• [Problem to work on]: Copy the data word for word, keeping every line.

--- START OF Records for processing ---

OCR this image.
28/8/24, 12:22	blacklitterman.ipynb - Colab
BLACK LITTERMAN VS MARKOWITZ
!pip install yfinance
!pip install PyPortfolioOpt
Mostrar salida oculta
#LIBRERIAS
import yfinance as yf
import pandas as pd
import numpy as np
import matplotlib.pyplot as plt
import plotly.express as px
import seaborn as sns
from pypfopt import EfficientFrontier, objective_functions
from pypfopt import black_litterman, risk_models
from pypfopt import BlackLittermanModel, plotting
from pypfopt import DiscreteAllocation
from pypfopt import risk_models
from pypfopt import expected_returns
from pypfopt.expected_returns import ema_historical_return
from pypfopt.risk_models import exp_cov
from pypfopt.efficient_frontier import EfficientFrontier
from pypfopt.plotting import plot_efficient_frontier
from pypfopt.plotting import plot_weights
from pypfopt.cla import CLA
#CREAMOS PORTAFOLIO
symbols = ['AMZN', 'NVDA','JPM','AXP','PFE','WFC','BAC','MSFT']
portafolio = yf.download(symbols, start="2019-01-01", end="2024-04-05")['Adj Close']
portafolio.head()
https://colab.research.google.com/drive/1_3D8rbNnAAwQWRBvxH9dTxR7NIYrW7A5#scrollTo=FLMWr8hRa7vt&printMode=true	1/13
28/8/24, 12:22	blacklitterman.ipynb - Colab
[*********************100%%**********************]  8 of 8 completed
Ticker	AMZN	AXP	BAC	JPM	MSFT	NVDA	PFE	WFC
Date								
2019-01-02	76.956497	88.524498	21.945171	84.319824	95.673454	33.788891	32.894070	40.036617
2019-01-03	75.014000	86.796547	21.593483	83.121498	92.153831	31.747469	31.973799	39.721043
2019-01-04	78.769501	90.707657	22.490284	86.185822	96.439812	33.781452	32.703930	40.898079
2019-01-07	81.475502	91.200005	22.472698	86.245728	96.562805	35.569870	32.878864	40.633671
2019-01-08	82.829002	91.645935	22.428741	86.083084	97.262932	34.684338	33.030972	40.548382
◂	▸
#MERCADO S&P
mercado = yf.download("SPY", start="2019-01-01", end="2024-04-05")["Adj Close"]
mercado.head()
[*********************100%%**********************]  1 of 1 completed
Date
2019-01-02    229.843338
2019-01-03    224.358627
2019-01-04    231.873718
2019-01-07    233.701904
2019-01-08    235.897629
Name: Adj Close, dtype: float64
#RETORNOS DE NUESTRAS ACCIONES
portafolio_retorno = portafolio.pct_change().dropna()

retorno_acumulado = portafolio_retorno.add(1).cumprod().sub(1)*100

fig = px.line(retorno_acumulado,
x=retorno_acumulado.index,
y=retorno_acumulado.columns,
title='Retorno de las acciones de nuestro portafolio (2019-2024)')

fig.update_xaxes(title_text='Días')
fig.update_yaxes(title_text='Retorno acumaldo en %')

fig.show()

--- END OF Records for processing ---

• [Finished task]:
OCR this image.
28/8/24, 12:22	blacklitterman.ipynb - Colab
BLACK LITTERMAN VS MARKOWITZ
!pip install yfinance
!pip install PyPortfolioOpt
Mostrar salida oculta
#LIBRERIAS
import yfinance as yf
import pandas as pd
import numpy as np
import matplotlib.pyplot as plt
import plotly.express as px
import seaborn as sns
from pypfopt import EfficientFrontier, objective_functions
from pypfopt import black_litterman, risk_models
from pypfopt import BlackLittermanModel, plotting
from pypfopt import DiscreteAllocation
from pypfopt import risk_models
from pypfopt import expected_returns
from pypfopt.expected_returns import ema_historical_return
from pypfopt.risk_models import exp_cov
from pypfopt.efficient_frontier import EfficientFrontier
from pypfopt.plotting import plot_efficient_frontier
from pypfopt.plotting import plot_weights
from pypfopt.cla import CLA
#CREAMOS PORTAFOLIO
symbols = ['AMZN', 'NVDA','JPM','AXP','PFE','WFC','BAC','MSFT']
portafolio = yf.download(symbols, start="2019-01-01", end="2024-04-05")['Adj Close']
portafolio.head()
https://colab.research.google.com/drive/1_3D8rbNnAAwQWRBvxH9dTxR7NIYrW7A5#scrollTo=FLMWr8hRa7vt&printMode=true	1/13
28/8/24, 12:22	blacklitterman.ipynb - Colab
[*********************100%%**********************]  8 of 8 completed
Ticker	AMZN	AXP	BAC	JPM	MSFT	NVDA	PFE	WFC
Date								
2019-01-02	76.956497	88.524498	21.945171	84.319824	95.673454	33.788891	32.894070	40.036617
2019-01-03	75.014000	86.796547	21.593483	83.121498	92.153831	31.747469	31.973799	39.721043
2019-01-04	78.769501	90.707657	22.490284	86.185822	96.439812	33.781452	32.703930	40.898079
2019-01-07	81.475502	91.200005	22.472698	86.245728	96.562805	35.569870	32.878864	40.633671
2019-01-08	82.829002	91.645935	22.428741	86.083084	97.262932	34.684338	33.030972	40.548382
◂	▸
#MERCADO S&P
mercado = yf.download("SPY", start="2019-01-01", end="2024-04-05")["Adj Close"]
mercado.head()
[*********************100%%**********************]  1 of 1 completed
Date
2019-01-02    229.843338
2019-01-03    224.358627
2019-01-04    231.873718
2019-01-07    233.701904
2019-01-08    235.897629
Name: Adj Close, dtype: float64
#RETORNOS DE NUESTRAS ACCIONES
portafolio_retorno = portafolio.pct_change().dropna()

retorno_acumulado = portafolio_retorno.add(1).cumprod().sub(1)*100

fig = px.line(retorno_acumulado,
x=retorno_acumulado.index,
y=retorno_acumulado.columns,
title='Retorno de las acciones de nuestro portafolio (2019-2024)')

fig.update_xaxes(title_text='Días')
fig.update_yaxes(title_text='Retorno acumaldo en %')

fig.show()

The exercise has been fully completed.